• [SET EXERCISE]:
Find each line with "协助和协同服务对象改变的过程" and copy it.

::: THE DATA

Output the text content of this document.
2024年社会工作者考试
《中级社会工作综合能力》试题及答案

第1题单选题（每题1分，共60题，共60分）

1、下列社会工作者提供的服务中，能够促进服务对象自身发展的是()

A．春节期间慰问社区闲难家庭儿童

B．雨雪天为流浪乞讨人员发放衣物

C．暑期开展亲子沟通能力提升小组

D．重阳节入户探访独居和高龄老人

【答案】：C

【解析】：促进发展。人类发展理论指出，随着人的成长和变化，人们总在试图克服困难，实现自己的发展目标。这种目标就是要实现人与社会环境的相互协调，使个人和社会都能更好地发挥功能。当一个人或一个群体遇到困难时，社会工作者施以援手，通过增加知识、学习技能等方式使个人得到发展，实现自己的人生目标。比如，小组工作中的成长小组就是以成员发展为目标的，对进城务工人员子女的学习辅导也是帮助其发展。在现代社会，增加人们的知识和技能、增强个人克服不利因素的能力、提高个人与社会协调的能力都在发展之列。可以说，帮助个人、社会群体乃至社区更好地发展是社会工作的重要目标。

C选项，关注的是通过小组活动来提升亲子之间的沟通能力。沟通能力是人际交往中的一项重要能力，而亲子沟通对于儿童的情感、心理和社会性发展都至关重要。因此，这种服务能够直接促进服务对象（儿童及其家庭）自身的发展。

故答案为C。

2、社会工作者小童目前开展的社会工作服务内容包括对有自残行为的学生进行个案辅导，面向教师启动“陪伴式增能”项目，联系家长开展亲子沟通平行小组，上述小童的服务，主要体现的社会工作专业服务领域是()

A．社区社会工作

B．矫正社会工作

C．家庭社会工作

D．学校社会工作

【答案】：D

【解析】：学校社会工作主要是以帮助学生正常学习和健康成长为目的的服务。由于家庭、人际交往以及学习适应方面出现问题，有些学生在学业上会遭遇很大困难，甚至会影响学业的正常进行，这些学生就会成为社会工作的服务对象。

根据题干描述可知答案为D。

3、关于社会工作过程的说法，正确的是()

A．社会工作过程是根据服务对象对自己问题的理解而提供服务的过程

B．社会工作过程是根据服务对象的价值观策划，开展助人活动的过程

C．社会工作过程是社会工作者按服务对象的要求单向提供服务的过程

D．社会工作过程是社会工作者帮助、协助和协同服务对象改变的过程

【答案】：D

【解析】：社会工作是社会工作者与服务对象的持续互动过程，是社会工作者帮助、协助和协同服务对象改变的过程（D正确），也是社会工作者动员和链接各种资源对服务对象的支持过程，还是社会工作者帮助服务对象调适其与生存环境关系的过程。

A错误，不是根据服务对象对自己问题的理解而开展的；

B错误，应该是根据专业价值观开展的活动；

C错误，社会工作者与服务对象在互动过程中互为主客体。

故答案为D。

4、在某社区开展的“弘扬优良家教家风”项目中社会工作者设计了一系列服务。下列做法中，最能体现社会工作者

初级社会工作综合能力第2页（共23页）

::::::

• [RIGHT ANSWER]:
D．社会工作过程是社会工作者帮助、协助和协同服务对象改变的过程
【解析】：社会工作是社会工作者与服务对象的持续互动过程，是社会工作者帮助、协助和协同服务对象改变的过程（D正确），也是社会工作者动员和链接各种资源对服务对象的支持过程，还是社会工作者帮助服务对象调适其与生存环境关系的过程。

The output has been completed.